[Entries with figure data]
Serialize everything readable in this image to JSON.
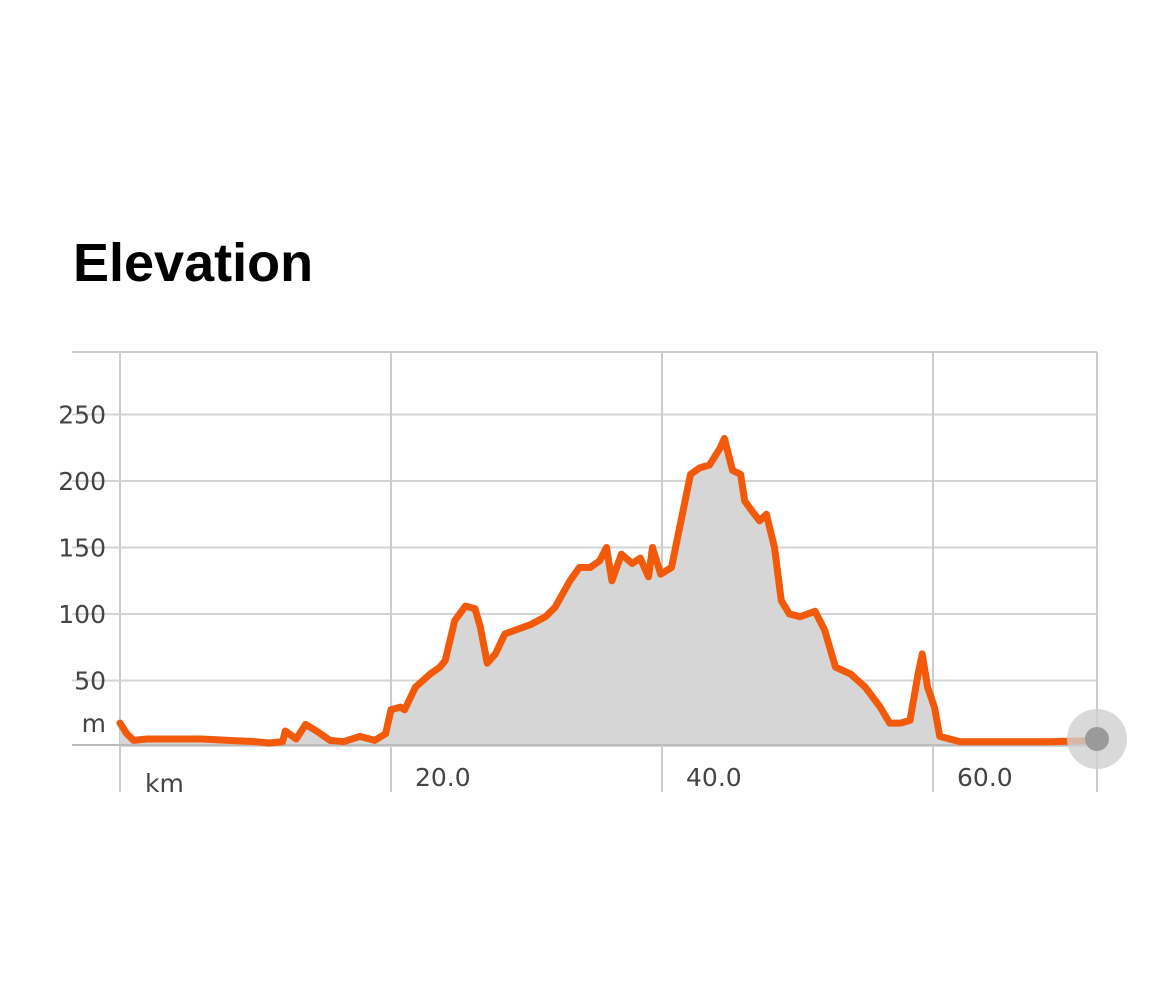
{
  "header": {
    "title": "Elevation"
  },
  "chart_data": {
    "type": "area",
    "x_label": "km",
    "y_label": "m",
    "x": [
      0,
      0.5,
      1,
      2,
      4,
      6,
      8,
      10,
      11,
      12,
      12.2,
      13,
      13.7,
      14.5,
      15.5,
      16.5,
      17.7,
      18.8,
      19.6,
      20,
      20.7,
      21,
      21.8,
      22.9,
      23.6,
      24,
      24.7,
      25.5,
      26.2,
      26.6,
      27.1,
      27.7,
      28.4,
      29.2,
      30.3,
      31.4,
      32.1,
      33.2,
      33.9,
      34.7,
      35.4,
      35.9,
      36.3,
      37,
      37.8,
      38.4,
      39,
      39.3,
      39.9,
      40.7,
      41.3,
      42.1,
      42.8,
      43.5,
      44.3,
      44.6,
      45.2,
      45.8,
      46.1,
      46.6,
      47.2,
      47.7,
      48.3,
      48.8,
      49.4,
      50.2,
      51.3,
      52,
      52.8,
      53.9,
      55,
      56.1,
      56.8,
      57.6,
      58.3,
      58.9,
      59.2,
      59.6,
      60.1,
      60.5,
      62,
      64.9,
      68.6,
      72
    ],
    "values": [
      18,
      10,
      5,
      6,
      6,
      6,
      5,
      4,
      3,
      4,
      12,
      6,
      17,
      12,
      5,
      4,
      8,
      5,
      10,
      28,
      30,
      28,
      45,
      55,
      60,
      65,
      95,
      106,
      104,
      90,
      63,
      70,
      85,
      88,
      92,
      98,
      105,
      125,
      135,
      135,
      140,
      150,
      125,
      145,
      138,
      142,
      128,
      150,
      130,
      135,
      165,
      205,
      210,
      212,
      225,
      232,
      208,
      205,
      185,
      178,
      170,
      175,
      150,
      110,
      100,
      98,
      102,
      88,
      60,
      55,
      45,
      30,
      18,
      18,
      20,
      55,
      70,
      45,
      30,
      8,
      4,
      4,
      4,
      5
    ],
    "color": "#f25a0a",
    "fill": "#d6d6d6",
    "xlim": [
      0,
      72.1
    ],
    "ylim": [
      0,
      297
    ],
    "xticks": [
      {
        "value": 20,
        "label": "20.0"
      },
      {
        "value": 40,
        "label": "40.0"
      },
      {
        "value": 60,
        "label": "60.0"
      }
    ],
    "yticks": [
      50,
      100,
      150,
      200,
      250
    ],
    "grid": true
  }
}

=== STATED PROBLEM ===
Go through the listing above and quote it exactly, apart from its images.

=== OUTPUT FOR THIS EXERCISE ===
Serialize everything readable in this image to JSON.
{
  "header": {
    "title": "Elevation"
  },
  "chart_data": {
    "type": "area",
    "x_label": "km",
    "y_label": "m",
    "x": [
      0,
      0.5,
      1,
      2,
      4,
      6,
      8,
      10,
      11,
      12,
      12.2,
      13,
      13.7,
      14.5,
      15.5,
      16.5,
      17.7,
      18.8,
      19.6,
      20,
      20.7,
      21,
      21.8,
      22.9,
      23.6,
      24,
      24.7,
      25.5,
      26.2,
      26.6,
      27.1,
      27.7,
      28.4,
      29.2,
      30.3,
      31.4,
      32.1,
      33.2,
      33.9,
      34.7,
      35.4,
      35.9,
      36.3,
      37,
      37.8,
      38.4,
      39,
      39.3,
      39.9,
      40.7,
      41.3,
      42.1,
      42.8,
      43.5,
      44.3,
      44.6,
      45.2,
      45.8,
      46.1,
      46.6,
      47.2,
      47.7,
      48.3,
      48.8,
      49.4,
      50.2,
      51.3,
      52,
      52.8,
      53.9,
      55,
      56.1,
      56.8,
      57.6,
      58.3,
      58.9,
      59.2,
      59.6,
      60.1,
      60.5,
      62,
      64.9,
      68.6,
      72
    ],
    "values": [
      18,
      10,
      5,
      6,
      6,
      6,
      5,
      4,
      3,
      4,
      12,
      6,
      17,
      12,
      5,
      4,
      8,
      5,
      10,
      28,
      30,
      28,
      45,
      55,
      60,
      65,
      95,
      106,
      104,
      90,
      63,
      70,
      85,
      88,
      92,
      98,
      105,
      125,
      135,
      135,
      140,
      150,
      125,
      145,
      138,
      142,
      128,
      150,
      130,
      135,
      165,
      205,
      210,
      212,
      225,
      232,
      208,
      205,
      185,
      178,
      170,
      175,
      150,
      110,
      100,
      98,
      102,
      88,
      60,
      55,
      45,
      30,
      18,
      18,
      20,
      55,
      70,
      45,
      30,
      8,
      4,
      4,
      4,
      5
    ],
    "color": "#f25a0a",
    "fill": "#d6d6d6",
    "xlim": [
      0,
      72.1
    ],
    "ylim": [
      0,
      297
    ],
    "xticks": [
      {
        "value": 20,
        "label": "20.0"
      },
      {
        "value": 40,
        "label": "40.0"
      },
      {
        "value": 60,
        "label": "60.0"
      }
    ],
    "yticks": [
      50,
      100,
      150,
      200,
      250
    ],
    "grid": true
  }
}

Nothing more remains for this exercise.